Items:
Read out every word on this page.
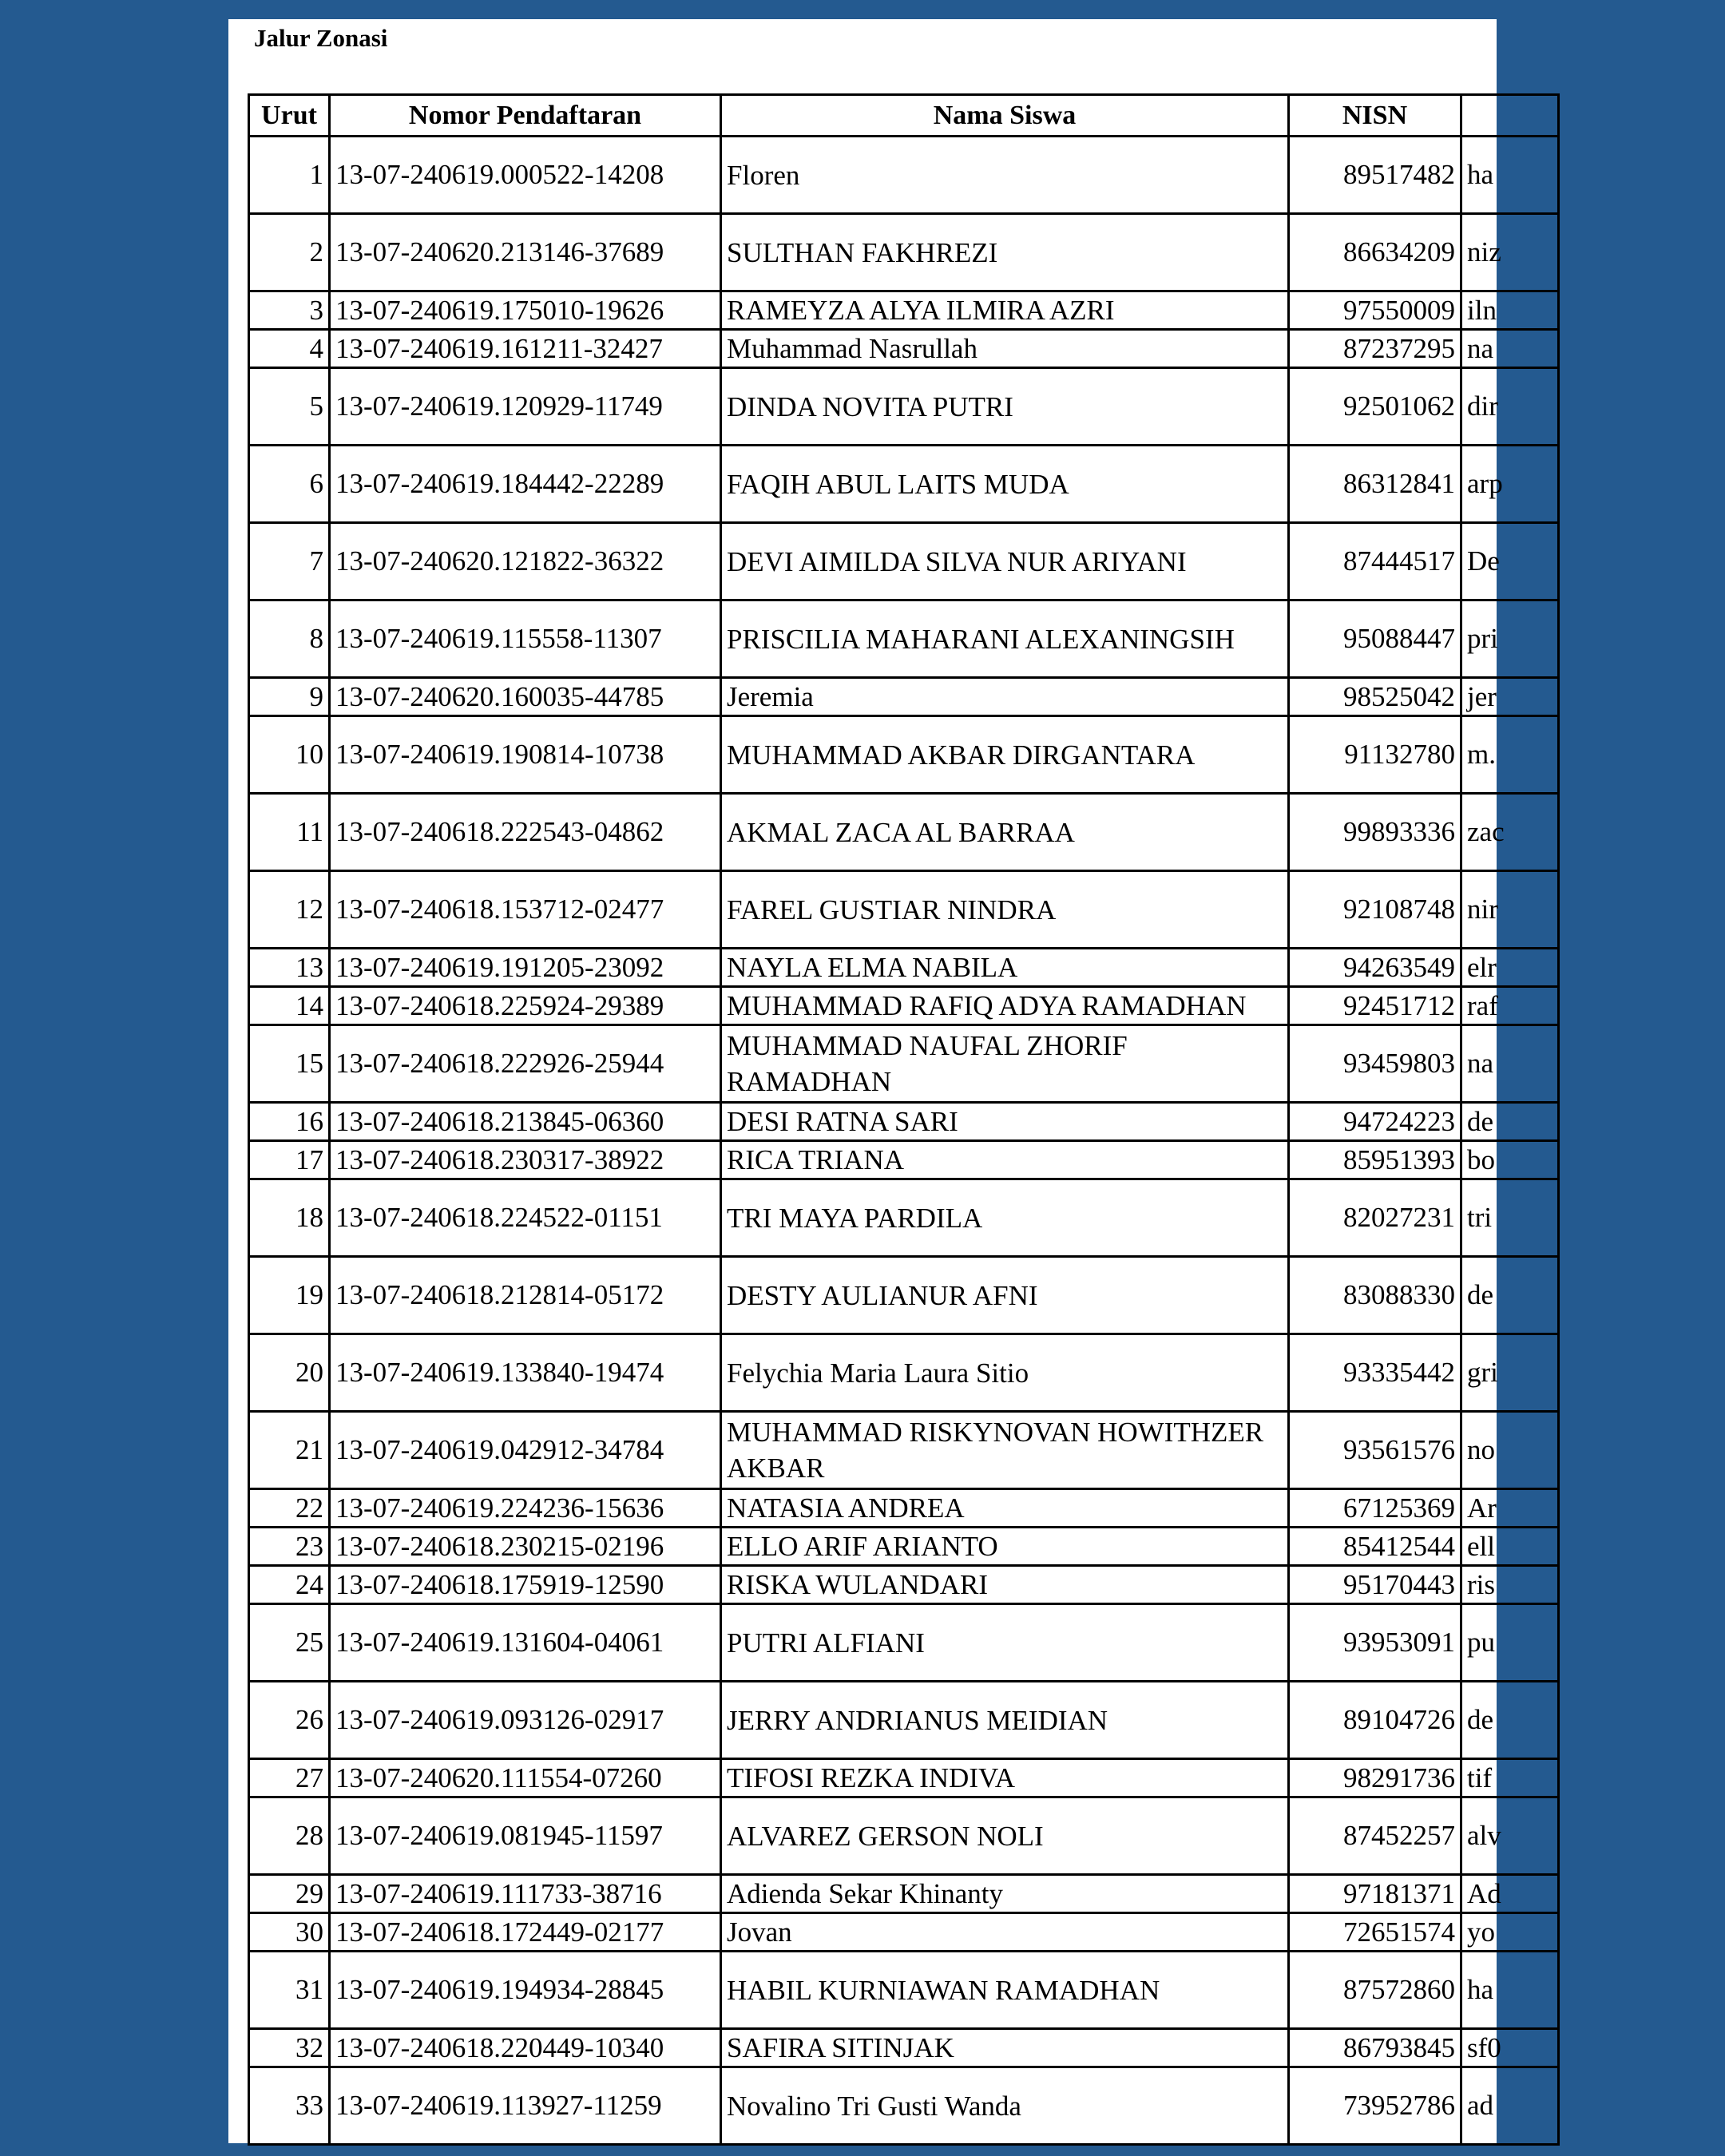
Jalur Zonasi
Urut	Nomor Pendaftaran	Nama Siswa	NISN	
1	13-07-240619.000522-14208	Floren	89517482	ha
2	13-07-240620.213146-37689	SULTHAN FAKHREZI	86634209	niz
3	13-07-240619.175010-19626	RAMEYZA ALYA ILMIRA AZRI	97550009	iln
4	13-07-240619.161211-32427	Muhammad Nasrullah	87237295	na
5	13-07-240619.120929-11749	DINDA NOVITA PUTRI	92501062	dir
6	13-07-240619.184442-22289	FAQIH ABUL LAITS MUDA	86312841	arp
7	13-07-240620.121822-36322	DEVI AIMILDA SILVA NUR ARIYANI	87444517	De
8	13-07-240619.115558-11307	PRISCILIA MAHARANI ALEXANINGSIH	95088447	pri
9	13-07-240620.160035-44785	Jeremia	98525042	jer
10	13-07-240619.190814-10738	MUHAMMAD AKBAR DIRGANTARA	91132780	m.
11	13-07-240618.222543-04862	AKMAL ZACA AL BARRAA	99893336	zac
12	13-07-240618.153712-02477	FAREL GUSTIAR NINDRA	92108748	nir
13	13-07-240619.191205-23092	NAYLA ELMA NABILA	94263549	elr
14	13-07-240618.225924-29389	MUHAMMAD RAFIQ ADYA RAMADHAN	92451712	raf
15	13-07-240618.222926-25944	MUHAMMAD NAUFAL ZHORIF RAMADHAN	93459803	na
16	13-07-240618.213845-06360	DESI RATNA SARI	94724223	de
17	13-07-240618.230317-38922	RICA TRIANA	85951393	bo
18	13-07-240618.224522-01151	TRI MAYA PARDILA	82027231	tri
19	13-07-240618.212814-05172	DESTY AULIANUR AFNI	83088330	de
20	13-07-240619.133840-19474	Felychia Maria Laura Sitio	93335442	gri
21	13-07-240619.042912-34784	MUHAMMAD RISKYNOVAN HOWITHZER AKBAR	93561576	no
22	13-07-240619.224236-15636	NATASIA ANDREA	67125369	Ar
23	13-07-240618.230215-02196	ELLO ARIF ARIANTO	85412544	ell
24	13-07-240618.175919-12590	RISKA WULANDARI	95170443	ris
25	13-07-240619.131604-04061	PUTRI ALFIANI	93953091	pu
26	13-07-240619.093126-02917	JERRY ANDRIANUS MEIDIAN	89104726	de
27	13-07-240620.111554-07260	TIFOSI REZKA INDIVA	98291736	tif
28	13-07-240619.081945-11597	ALVAREZ GERSON NOLI	87452257	alv
29	13-07-240619.111733-38716	Adienda Sekar Khinanty	97181371	Ad
30	13-07-240618.172449-02177	Jovan	72651574	yo
31	13-07-240619.194934-28845	HABIL KURNIAWAN RAMADHAN	87572860	ha
32	13-07-240618.220449-10340	SAFIRA SITINJAK	86793845	sf0
33	13-07-240619.113927-11259	Novalino Tri Gusti Wanda	73952786	ad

Task details: Transcribe all the data word for word; the images stay out.

Exercise answer:
Read out every word on this page.
Jalur Zonasi
Urut	Nomor Pendaftaran	Nama Siswa	NISN	
1	13-07-240619.000522-14208	Floren	89517482	ha
2	13-07-240620.213146-37689	SULTHAN FAKHREZI	86634209	niz
3	13-07-240619.175010-19626	RAMEYZA ALYA ILMIRA AZRI	97550009	iln
4	13-07-240619.161211-32427	Muhammad Nasrullah	87237295	na
5	13-07-240619.120929-11749	DINDA NOVITA PUTRI	92501062	dir
6	13-07-240619.184442-22289	FAQIH ABUL LAITS MUDA	86312841	arp
7	13-07-240620.121822-36322	DEVI AIMILDA SILVA NUR ARIYANI	87444517	De
8	13-07-240619.115558-11307	PRISCILIA MAHARANI ALEXANINGSIH	95088447	pri
9	13-07-240620.160035-44785	Jeremia	98525042	jer
10	13-07-240619.190814-10738	MUHAMMAD AKBAR DIRGANTARA	91132780	m.
11	13-07-240618.222543-04862	AKMAL ZACA AL BARRAA	99893336	zac
12	13-07-240618.153712-02477	FAREL GUSTIAR NINDRA	92108748	nir
13	13-07-240619.191205-23092	NAYLA ELMA NABILA	94263549	elr
14	13-07-240618.225924-29389	MUHAMMAD RAFIQ ADYA RAMADHAN	92451712	raf
15	13-07-240618.222926-25944	MUHAMMAD NAUFAL ZHORIF RAMADHAN	93459803	na
16	13-07-240618.213845-06360	DESI RATNA SARI	94724223	de
17	13-07-240618.230317-38922	RICA TRIANA	85951393	bo
18	13-07-240618.224522-01151	TRI MAYA PARDILA	82027231	tri
19	13-07-240618.212814-05172	DESTY AULIANUR AFNI	83088330	de
20	13-07-240619.133840-19474	Felychia Maria Laura Sitio	93335442	gri
21	13-07-240619.042912-34784	MUHAMMAD RISKYNOVAN HOWITHZER AKBAR	93561576	no
22	13-07-240619.224236-15636	NATASIA ANDREA	67125369	Ar
23	13-07-240618.230215-02196	ELLO ARIF ARIANTO	85412544	ell
24	13-07-240618.175919-12590	RISKA WULANDARI	95170443	ris
25	13-07-240619.131604-04061	PUTRI ALFIANI	93953091	pu
26	13-07-240619.093126-02917	JERRY ANDRIANUS MEIDIAN	89104726	de
27	13-07-240620.111554-07260	TIFOSI REZKA INDIVA	98291736	tif
28	13-07-240619.081945-11597	ALVAREZ GERSON NOLI	87452257	alv
29	13-07-240619.111733-38716	Adienda Sekar Khinanty	97181371	Ad
30	13-07-240618.172449-02177	Jovan	72651574	yo
31	13-07-240619.194934-28845	HABIL KURNIAWAN RAMADHAN	87572860	ha
32	13-07-240618.220449-10340	SAFIRA SITINJAK	86793845	sf0
33	13-07-240619.113927-11259	Novalino Tri Gusti Wanda	73952786	ad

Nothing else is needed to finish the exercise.